***** DATASET ENTRIES

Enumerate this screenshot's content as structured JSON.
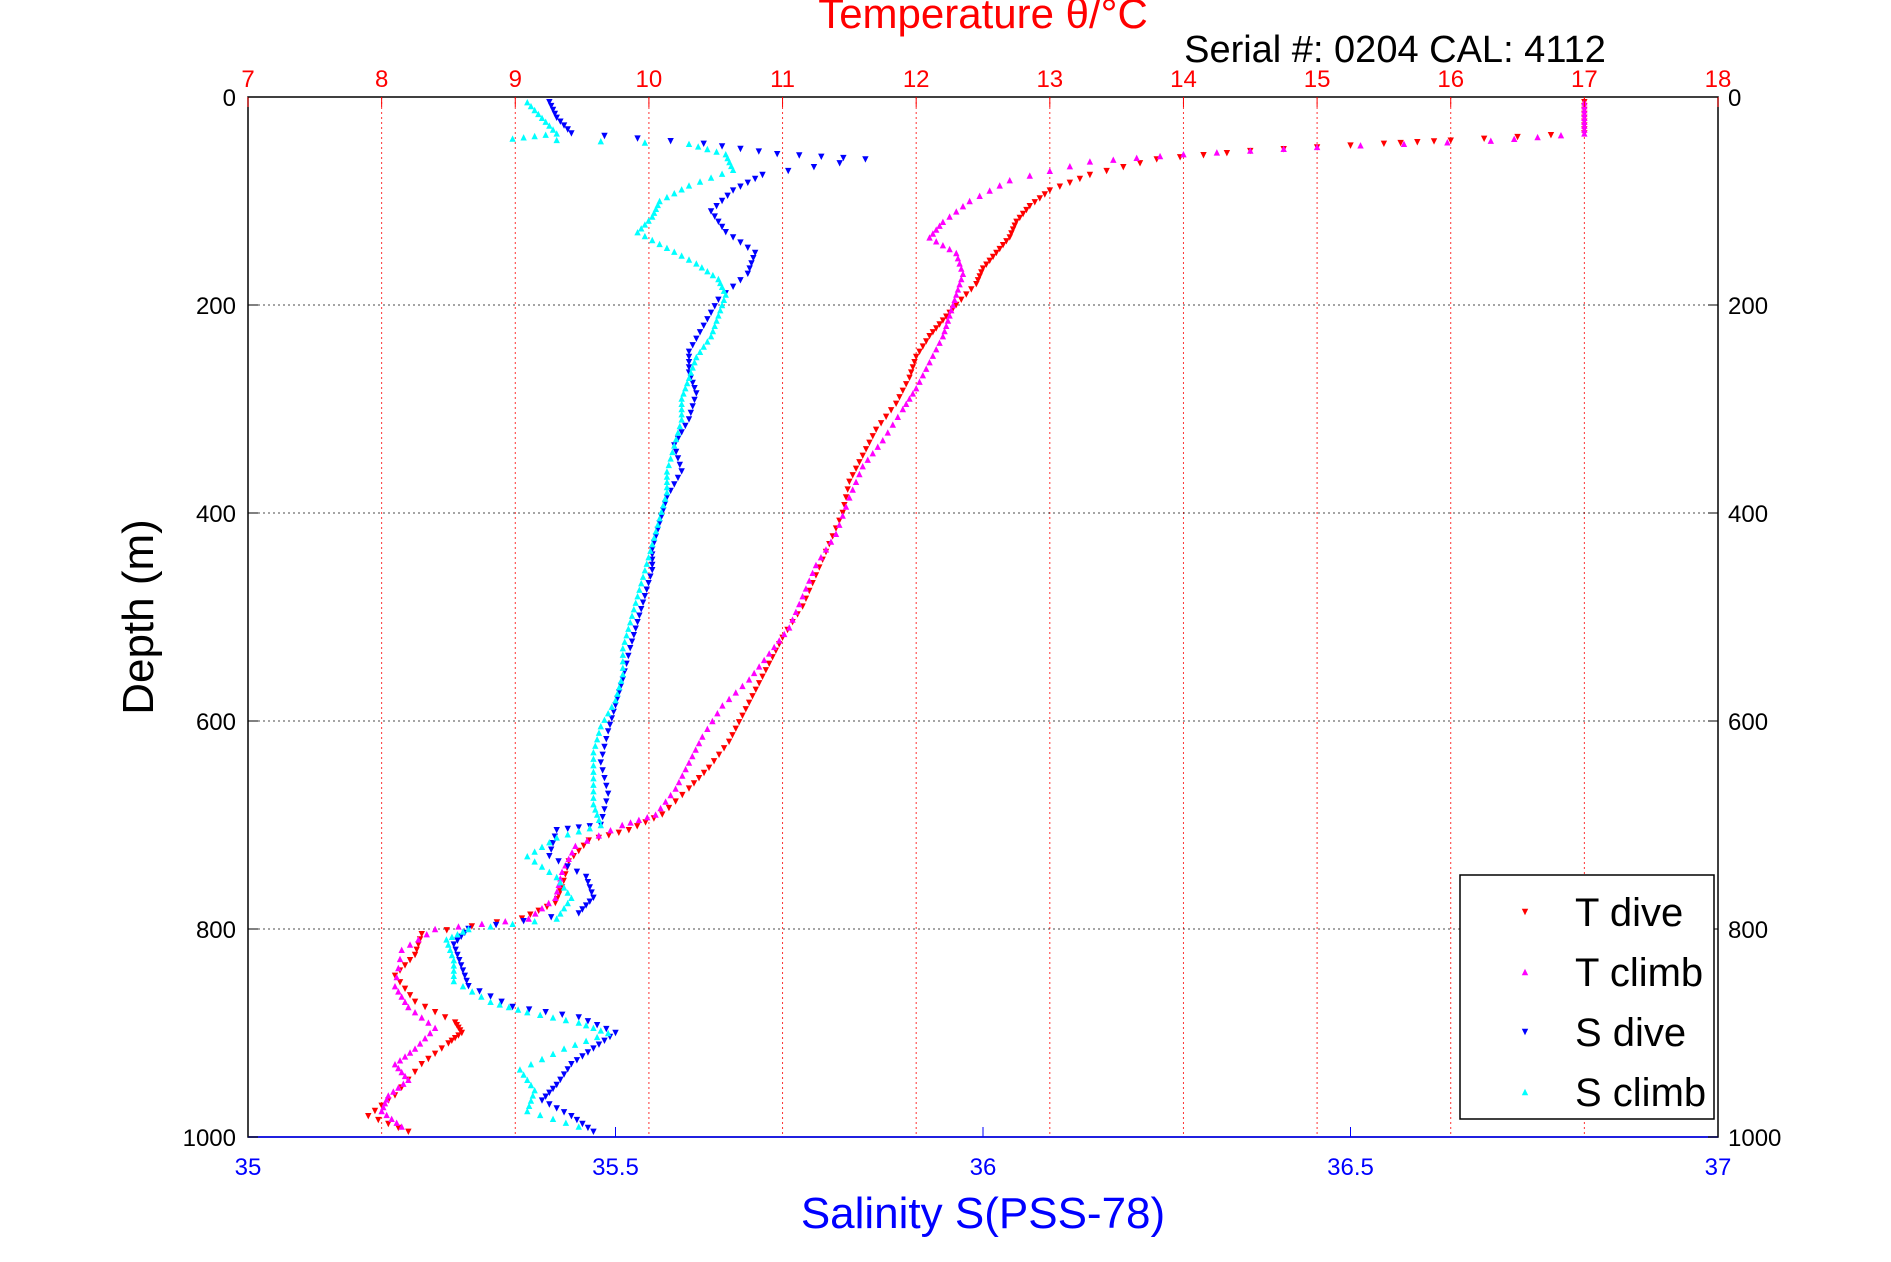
{
  "chart_data": {
    "type": "scatter",
    "title": "Temperature θ/°C",
    "subtitle": "Serial #: 0204  CAL: 4112",
    "ylabel": "Depth (m)",
    "xlabel": "Salinity S(PSS-78)",
    "top_axis": {
      "label": "Temperature θ/°C",
      "range": [
        7,
        18
      ],
      "ticks": [
        "7",
        "8",
        "9",
        "10",
        "11",
        "12",
        "13",
        "14",
        "15",
        "16",
        "17",
        "18"
      ],
      "color": "#ff0000"
    },
    "bottom_axis": {
      "label": "Salinity S(PSS-78)",
      "range": [
        35,
        37
      ],
      "ticks": [
        "35",
        "35.5",
        "36",
        "36.5",
        "37"
      ],
      "color": "#0000ff"
    },
    "y_axis": {
      "range": [
        0,
        1000
      ],
      "reversed": true,
      "ticks": [
        "0",
        "200",
        "400",
        "600",
        "800",
        "1000"
      ]
    },
    "grid": true,
    "legend_position": "bottom-right",
    "series": [
      {
        "name": "T dive",
        "axis": "temperature",
        "color": "#ff0000",
        "marker": "triangle-down",
        "points": [
          [
            17.0,
            5
          ],
          [
            17.0,
            20
          ],
          [
            17.0,
            35
          ],
          [
            16.0,
            42
          ],
          [
            15.5,
            45
          ],
          [
            14.5,
            52
          ],
          [
            13.8,
            60
          ],
          [
            13.3,
            75
          ],
          [
            13.0,
            90
          ],
          [
            12.85,
            105
          ],
          [
            12.75,
            120
          ],
          [
            12.7,
            135
          ],
          [
            12.6,
            150
          ],
          [
            12.5,
            165
          ],
          [
            12.45,
            180
          ],
          [
            12.3,
            200
          ],
          [
            12.2,
            215
          ],
          [
            12.1,
            230
          ],
          [
            12.0,
            250
          ],
          [
            11.95,
            270
          ],
          [
            11.85,
            295
          ],
          [
            11.7,
            320
          ],
          [
            11.6,
            345
          ],
          [
            11.5,
            370
          ],
          [
            11.45,
            400
          ],
          [
            11.35,
            430
          ],
          [
            11.25,
            460
          ],
          [
            11.15,
            490
          ],
          [
            11.0,
            520
          ],
          [
            10.9,
            545
          ],
          [
            10.8,
            570
          ],
          [
            10.7,
            595
          ],
          [
            10.6,
            620
          ],
          [
            10.45,
            645
          ],
          [
            10.3,
            665
          ],
          [
            10.1,
            690
          ],
          [
            9.85,
            705
          ],
          [
            9.55,
            715
          ],
          [
            9.4,
            735
          ],
          [
            9.35,
            760
          ],
          [
            9.3,
            775
          ],
          [
            9.05,
            790
          ],
          [
            8.3,
            805
          ],
          [
            8.25,
            825
          ],
          [
            8.1,
            845
          ],
          [
            8.25,
            870
          ],
          [
            8.55,
            890
          ],
          [
            8.6,
            900
          ],
          [
            8.5,
            910
          ],
          [
            8.3,
            930
          ],
          [
            8.1,
            960
          ],
          [
            7.9,
            980
          ],
          [
            8.2,
            995
          ]
        ]
      },
      {
        "name": "T climb",
        "axis": "temperature",
        "color": "#ff00ff",
        "marker": "triangle-up",
        "points": [
          [
            17.0,
            5
          ],
          [
            17.0,
            20
          ],
          [
            17.0,
            35
          ],
          [
            16.3,
            42
          ],
          [
            15.0,
            48
          ],
          [
            14.0,
            55
          ],
          [
            13.3,
            62
          ],
          [
            12.7,
            80
          ],
          [
            12.4,
            100
          ],
          [
            12.2,
            120
          ],
          [
            12.1,
            135
          ],
          [
            12.3,
            150
          ],
          [
            12.35,
            170
          ],
          [
            12.3,
            190
          ],
          [
            12.25,
            210
          ],
          [
            12.2,
            230
          ],
          [
            12.1,
            255
          ],
          [
            12.0,
            280
          ],
          [
            11.9,
            300
          ],
          [
            11.75,
            330
          ],
          [
            11.6,
            355
          ],
          [
            11.5,
            385
          ],
          [
            11.4,
            420
          ],
          [
            11.25,
            450
          ],
          [
            11.15,
            480
          ],
          [
            11.05,
            510
          ],
          [
            10.9,
            535
          ],
          [
            10.75,
            560
          ],
          [
            10.55,
            585
          ],
          [
            10.4,
            615
          ],
          [
            10.3,
            640
          ],
          [
            10.2,
            665
          ],
          [
            10.05,
            690
          ],
          [
            9.8,
            700
          ],
          [
            9.45,
            720
          ],
          [
            9.35,
            745
          ],
          [
            9.3,
            770
          ],
          [
            9.1,
            790
          ],
          [
            8.4,
            800
          ],
          [
            8.15,
            820
          ],
          [
            8.1,
            855
          ],
          [
            8.2,
            875
          ],
          [
            8.4,
            895
          ],
          [
            8.25,
            915
          ],
          [
            8.1,
            930
          ],
          [
            8.2,
            945
          ],
          [
            8.05,
            960
          ],
          [
            8.0,
            975
          ],
          [
            8.15,
            990
          ]
        ]
      },
      {
        "name": "S dive",
        "axis": "salinity",
        "color": "#0000ff",
        "marker": "triangle-down",
        "points": [
          [
            35.41,
            5
          ],
          [
            35.42,
            20
          ],
          [
            35.44,
            35
          ],
          [
            35.62,
            45
          ],
          [
            35.72,
            55
          ],
          [
            35.84,
            60
          ],
          [
            35.7,
            75
          ],
          [
            35.66,
            90
          ],
          [
            35.63,
            110
          ],
          [
            35.65,
            130
          ],
          [
            35.69,
            150
          ],
          [
            35.68,
            170
          ],
          [
            35.64,
            195
          ],
          [
            35.62,
            220
          ],
          [
            35.6,
            245
          ],
          [
            35.6,
            265
          ],
          [
            35.61,
            285
          ],
          [
            35.6,
            310
          ],
          [
            35.58,
            335
          ],
          [
            35.59,
            360
          ],
          [
            35.57,
            385
          ],
          [
            35.56,
            410
          ],
          [
            35.55,
            435
          ],
          [
            35.55,
            455
          ],
          [
            35.54,
            480
          ],
          [
            35.53,
            505
          ],
          [
            35.52,
            530
          ],
          [
            35.51,
            560
          ],
          [
            35.5,
            585
          ],
          [
            35.49,
            610
          ],
          [
            35.48,
            640
          ],
          [
            35.49,
            670
          ],
          [
            35.48,
            700
          ],
          [
            35.42,
            705
          ],
          [
            35.41,
            730
          ],
          [
            35.46,
            750
          ],
          [
            35.47,
            770
          ],
          [
            35.45,
            785
          ],
          [
            35.3,
            800
          ],
          [
            35.28,
            815
          ],
          [
            35.29,
            835
          ],
          [
            35.3,
            855
          ],
          [
            35.36,
            875
          ],
          [
            35.45,
            885
          ],
          [
            35.5,
            900
          ],
          [
            35.47,
            915
          ],
          [
            35.44,
            930
          ],
          [
            35.42,
            950
          ],
          [
            35.4,
            965
          ],
          [
            35.44,
            980
          ],
          [
            35.47,
            995
          ]
        ]
      },
      {
        "name": "S climb",
        "axis": "salinity",
        "color": "#00ffff",
        "marker": "triangle-up",
        "points": [
          [
            35.38,
            5
          ],
          [
            35.4,
            20
          ],
          [
            35.42,
            35
          ],
          [
            35.36,
            40
          ],
          [
            35.6,
            45
          ],
          [
            35.65,
            55
          ],
          [
            35.66,
            70
          ],
          [
            35.6,
            85
          ],
          [
            35.56,
            100
          ],
          [
            35.55,
            115
          ],
          [
            35.53,
            130
          ],
          [
            35.57,
            145
          ],
          [
            35.61,
            160
          ],
          [
            35.64,
            175
          ],
          [
            35.65,
            190
          ],
          [
            35.64,
            210
          ],
          [
            35.63,
            230
          ],
          [
            35.61,
            250
          ],
          [
            35.6,
            270
          ],
          [
            35.59,
            290
          ],
          [
            35.59,
            310
          ],
          [
            35.58,
            335
          ],
          [
            35.57,
            360
          ],
          [
            35.57,
            380
          ],
          [
            35.56,
            405
          ],
          [
            35.55,
            430
          ],
          [
            35.54,
            455
          ],
          [
            35.53,
            480
          ],
          [
            35.52,
            505
          ],
          [
            35.51,
            530
          ],
          [
            35.51,
            555
          ],
          [
            35.5,
            580
          ],
          [
            35.48,
            605
          ],
          [
            35.47,
            630
          ],
          [
            35.47,
            655
          ],
          [
            35.47,
            680
          ],
          [
            35.48,
            700
          ],
          [
            35.42,
            712
          ],
          [
            35.38,
            730
          ],
          [
            35.42,
            750
          ],
          [
            35.44,
            770
          ],
          [
            35.42,
            790
          ],
          [
            35.3,
            800
          ],
          [
            35.27,
            810
          ],
          [
            35.28,
            830
          ],
          [
            35.28,
            850
          ],
          [
            35.33,
            870
          ],
          [
            35.38,
            880
          ],
          [
            35.45,
            890
          ],
          [
            35.49,
            900
          ],
          [
            35.43,
            915
          ],
          [
            35.37,
            935
          ],
          [
            35.39,
            955
          ],
          [
            35.38,
            975
          ],
          [
            35.45,
            990
          ]
        ]
      }
    ]
  }
}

**********

## BRIEF
Set out every line from the material that contains the string "name".

## EXERCISE RESULT
        "name": "T dive",
        "name": "T climb",
        "name": "S dive",
        "name": "S climb",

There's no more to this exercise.